» **Instruction**
Copy all the data exactly, except the pictures.

— start of Data provided —

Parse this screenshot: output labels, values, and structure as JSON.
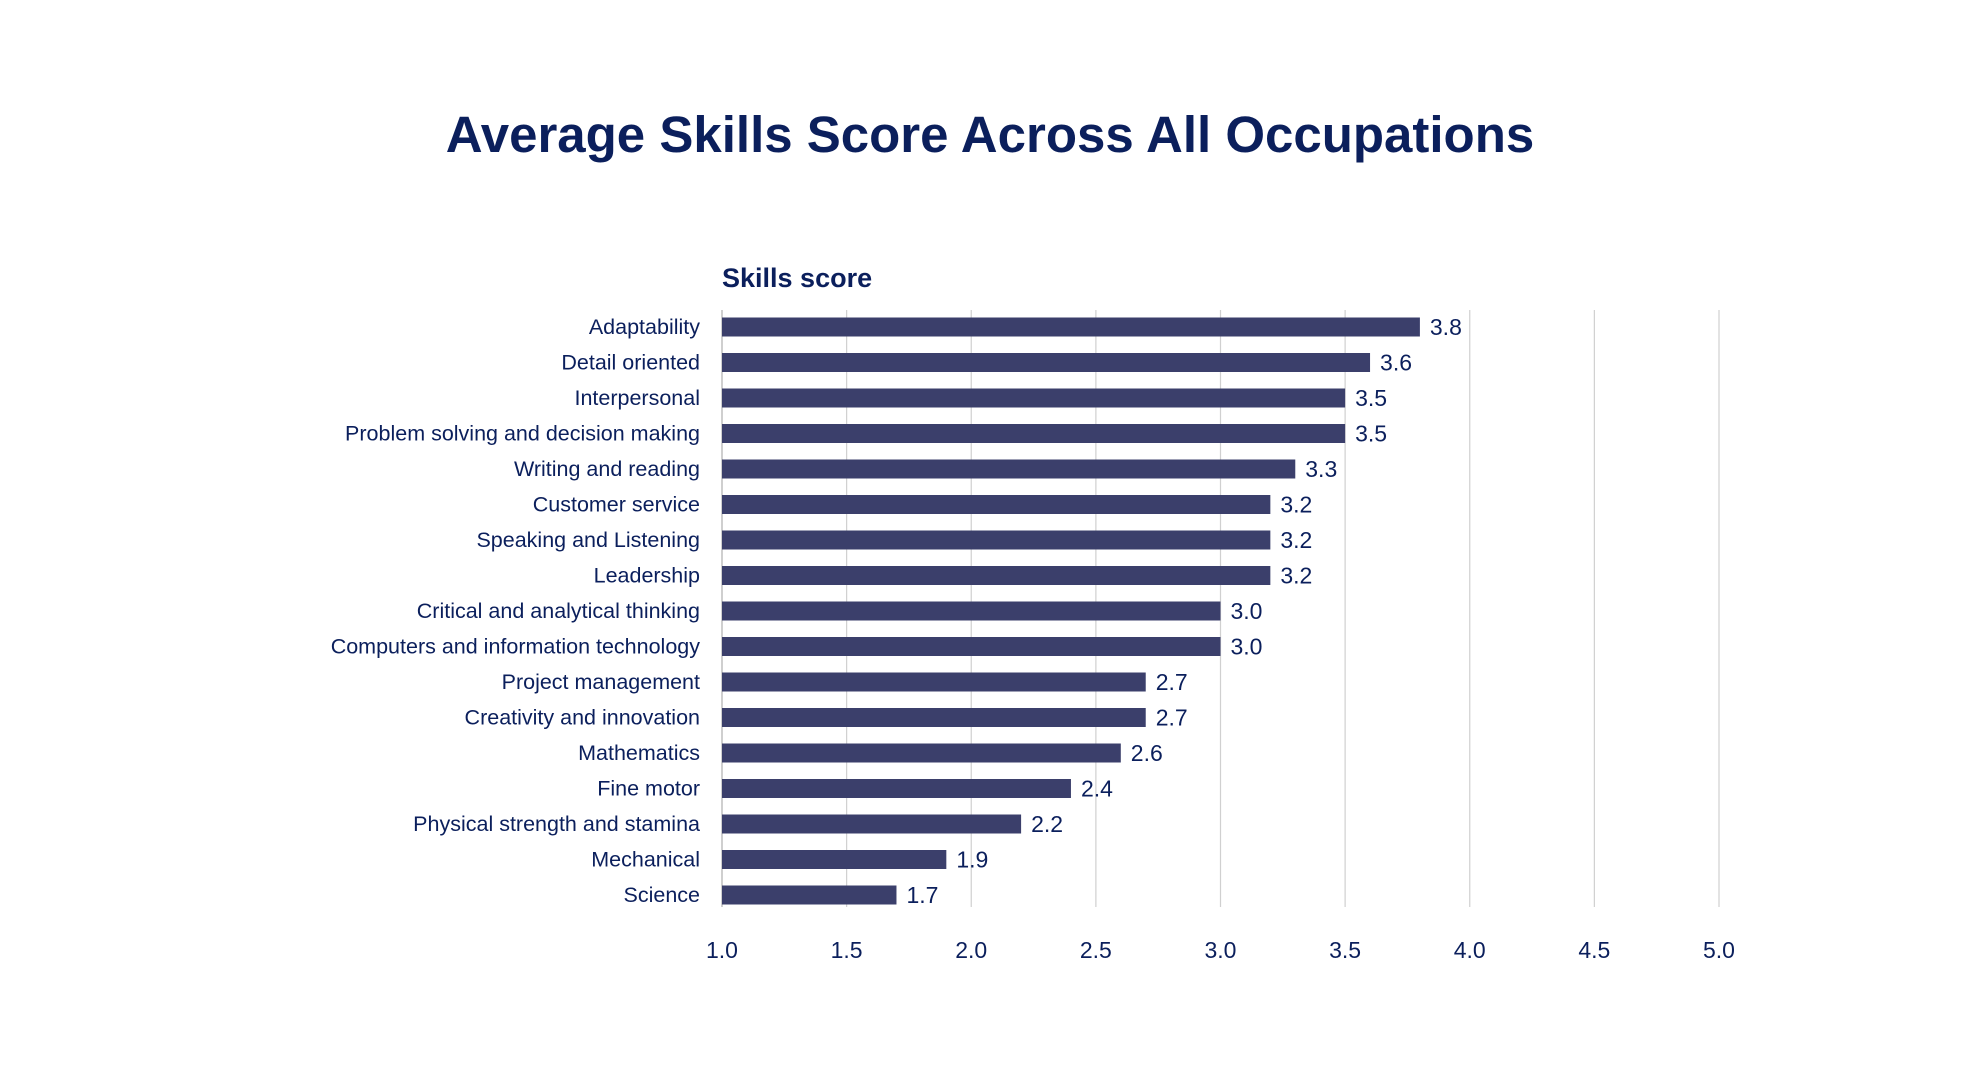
{
  "chart_data": {
    "type": "bar",
    "orientation": "horizontal",
    "title": "Average Skills Score Across All Occupations",
    "xlabel": "Skills score",
    "ylabel": "",
    "xlim": [
      1.0,
      5.0
    ],
    "ticks": [
      "1.0",
      "1.5",
      "2.0",
      "2.5",
      "3.0",
      "3.5",
      "4.0",
      "4.5",
      "5.0"
    ],
    "tick_values": [
      1.0,
      1.5,
      2.0,
      2.5,
      3.0,
      3.5,
      4.0,
      4.5,
      5.0
    ],
    "grid": true,
    "legend": "none",
    "bar_color": "#3b3f6b",
    "text_color": "#0b1f5c",
    "categories": [
      "Adaptability",
      "Detail oriented",
      "Interpersonal",
      "Problem solving and decision making",
      "Writing and reading",
      "Customer service",
      "Speaking and Listening",
      "Leadership",
      "Critical and analytical thinking",
      "Computers and information technology",
      "Project management",
      "Creativity and innovation",
      "Mathematics",
      "Fine motor",
      "Physical strength and stamina",
      "Mechanical",
      "Science"
    ],
    "values": [
      3.8,
      3.6,
      3.5,
      3.5,
      3.3,
      3.2,
      3.2,
      3.2,
      3.0,
      3.0,
      2.7,
      2.7,
      2.6,
      2.4,
      2.2,
      1.9,
      1.7
    ],
    "data_labels": [
      "3.8",
      "3.6",
      "3.5",
      "3.5",
      "3.3",
      "3.2",
      "3.2",
      "3.2",
      "3.0",
      "3.0",
      "2.7",
      "2.7",
      "2.6",
      "2.4",
      "2.2",
      "1.9",
      "1.7"
    ]
  }
}
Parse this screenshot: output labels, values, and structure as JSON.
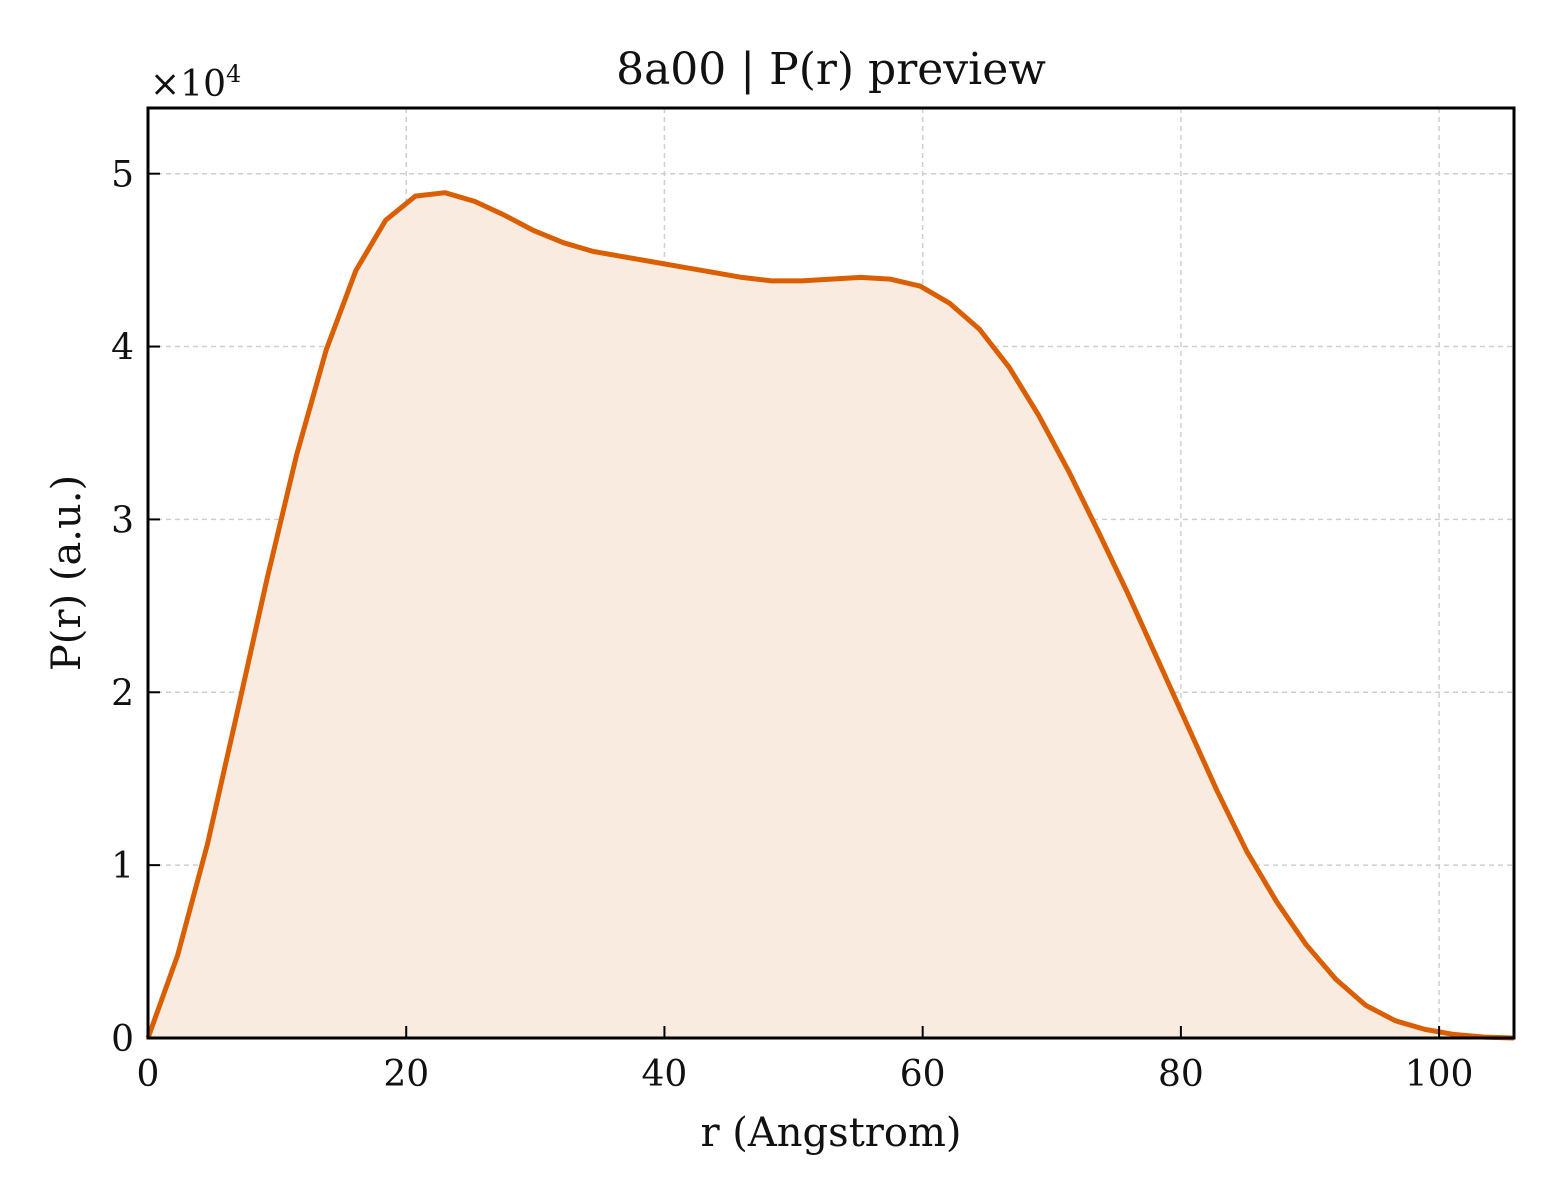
{
  "chart_data": {
    "type": "area",
    "title": "8a00 | P(r) preview",
    "xlabel": "r (Angstrom)",
    "ylabel": "P(r) (a.u.)",
    "y_multiplier_base": "×10",
    "y_multiplier_exp": "4",
    "xlim": [
      0,
      105.8
    ],
    "ylim": [
      0,
      5.38
    ],
    "grid": true,
    "x_ticks": [
      0,
      20,
      40,
      60,
      80,
      100
    ],
    "y_ticks": [
      0,
      1,
      2,
      3,
      4,
      5
    ],
    "x_tick_labels": [
      "0",
      "20",
      "40",
      "60",
      "80",
      "100"
    ],
    "y_tick_labels": [
      "0",
      "1",
      "2",
      "3",
      "4",
      "5"
    ],
    "colors": {
      "line": "#d95f02",
      "fill": "#f9ebe0",
      "grid": "#cfcfcf"
    },
    "x": [
      0,
      2.3,
      4.6,
      6.9,
      9.2,
      11.5,
      13.8,
      16.1,
      18.4,
      20.7,
      23.0,
      25.3,
      27.6,
      29.9,
      32.2,
      34.5,
      36.8,
      39.1,
      41.4,
      43.7,
      46.0,
      48.3,
      50.6,
      52.9,
      55.2,
      57.5,
      59.8,
      62.1,
      64.4,
      66.7,
      69.0,
      71.3,
      73.6,
      75.9,
      78.2,
      80.5,
      82.8,
      85.1,
      87.4,
      89.7,
      92.0,
      94.3,
      96.6,
      98.9,
      101.2,
      103.5,
      105.8
    ],
    "series": [
      {
        "values": [
          0.0,
          0.48,
          1.12,
          1.88,
          2.65,
          3.37,
          3.98,
          4.44,
          4.73,
          4.87,
          4.89,
          4.84,
          4.76,
          4.67,
          4.6,
          4.55,
          4.52,
          4.49,
          4.46,
          4.43,
          4.4,
          4.38,
          4.38,
          4.39,
          4.4,
          4.39,
          4.35,
          4.25,
          4.1,
          3.88,
          3.6,
          3.28,
          2.93,
          2.57,
          2.19,
          1.81,
          1.43,
          1.08,
          0.79,
          0.54,
          0.34,
          0.19,
          0.1,
          0.05,
          0.02,
          0.005,
          0.0
        ]
      }
    ]
  }
}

— end of Data provided —

» **Answer to the exercise**
Parse this screenshot: output labels, values, and structure as JSON.
{
  "chart_data": {
    "type": "bar",
    "orientation": "horizontal",
    "title": "Average Skills Score Across All Occupations",
    "xlabel": "Skills score",
    "ylabel": "",
    "xlim": [
      1.0,
      5.0
    ],
    "ticks": [
      "1.0",
      "1.5",
      "2.0",
      "2.5",
      "3.0",
      "3.5",
      "4.0",
      "4.5",
      "5.0"
    ],
    "tick_values": [
      1.0,
      1.5,
      2.0,
      2.5,
      3.0,
      3.5,
      4.0,
      4.5,
      5.0
    ],
    "grid": true,
    "legend": "none",
    "bar_color": "#3b3f6b",
    "text_color": "#0b1f5c",
    "categories": [
      "Adaptability",
      "Detail oriented",
      "Interpersonal",
      "Problem solving and decision making",
      "Writing and reading",
      "Customer service",
      "Speaking and Listening",
      "Leadership",
      "Critical and analytical thinking",
      "Computers and information technology",
      "Project management",
      "Creativity and innovation",
      "Mathematics",
      "Fine motor",
      "Physical strength and stamina",
      "Mechanical",
      "Science"
    ],
    "values": [
      3.8,
      3.6,
      3.5,
      3.5,
      3.3,
      3.2,
      3.2,
      3.2,
      3.0,
      3.0,
      2.7,
      2.7,
      2.6,
      2.4,
      2.2,
      1.9,
      1.7
    ],
    "data_labels": [
      "3.8",
      "3.6",
      "3.5",
      "3.5",
      "3.3",
      "3.2",
      "3.2",
      "3.2",
      "3.0",
      "3.0",
      "2.7",
      "2.7",
      "2.6",
      "2.4",
      "2.2",
      "1.9",
      "1.7"
    ]
  }
}
Parse this screenshot: output labels, values, and structure as JSON.
{
  "chart_data": {
    "type": "area",
    "title": "8a00 | P(r) preview",
    "xlabel": "r (Angstrom)",
    "ylabel": "P(r) (a.u.)",
    "y_multiplier_base": "×10",
    "y_multiplier_exp": "4",
    "xlim": [
      0,
      105.8
    ],
    "ylim": [
      0,
      5.38
    ],
    "grid": true,
    "x_ticks": [
      0,
      20,
      40,
      60,
      80,
      100
    ],
    "y_ticks": [
      0,
      1,
      2,
      3,
      4,
      5
    ],
    "x_tick_labels": [
      "0",
      "20",
      "40",
      "60",
      "80",
      "100"
    ],
    "y_tick_labels": [
      "0",
      "1",
      "2",
      "3",
      "4",
      "5"
    ],
    "colors": {
      "line": "#d95f02",
      "fill": "#f9ebe0",
      "grid": "#cfcfcf"
    },
    "x": [
      0,
      2.3,
      4.6,
      6.9,
      9.2,
      11.5,
      13.8,
      16.1,
      18.4,
      20.7,
      23.0,
      25.3,
      27.6,
      29.9,
      32.2,
      34.5,
      36.8,
      39.1,
      41.4,
      43.7,
      46.0,
      48.3,
      50.6,
      52.9,
      55.2,
      57.5,
      59.8,
      62.1,
      64.4,
      66.7,
      69.0,
      71.3,
      73.6,
      75.9,
      78.2,
      80.5,
      82.8,
      85.1,
      87.4,
      89.7,
      92.0,
      94.3,
      96.6,
      98.9,
      101.2,
      103.5,
      105.8
    ],
    "series": [
      {
        "values": [
          0.0,
          0.48,
          1.12,
          1.88,
          2.65,
          3.37,
          3.98,
          4.44,
          4.73,
          4.87,
          4.89,
          4.84,
          4.76,
          4.67,
          4.6,
          4.55,
          4.52,
          4.49,
          4.46,
          4.43,
          4.4,
          4.38,
          4.38,
          4.39,
          4.4,
          4.39,
          4.35,
          4.25,
          4.1,
          3.88,
          3.6,
          3.28,
          2.93,
          2.57,
          2.19,
          1.81,
          1.43,
          1.08,
          0.79,
          0.54,
          0.34,
          0.19,
          0.1,
          0.05,
          0.02,
          0.005,
          0.0
        ]
      }
    ]
  }
}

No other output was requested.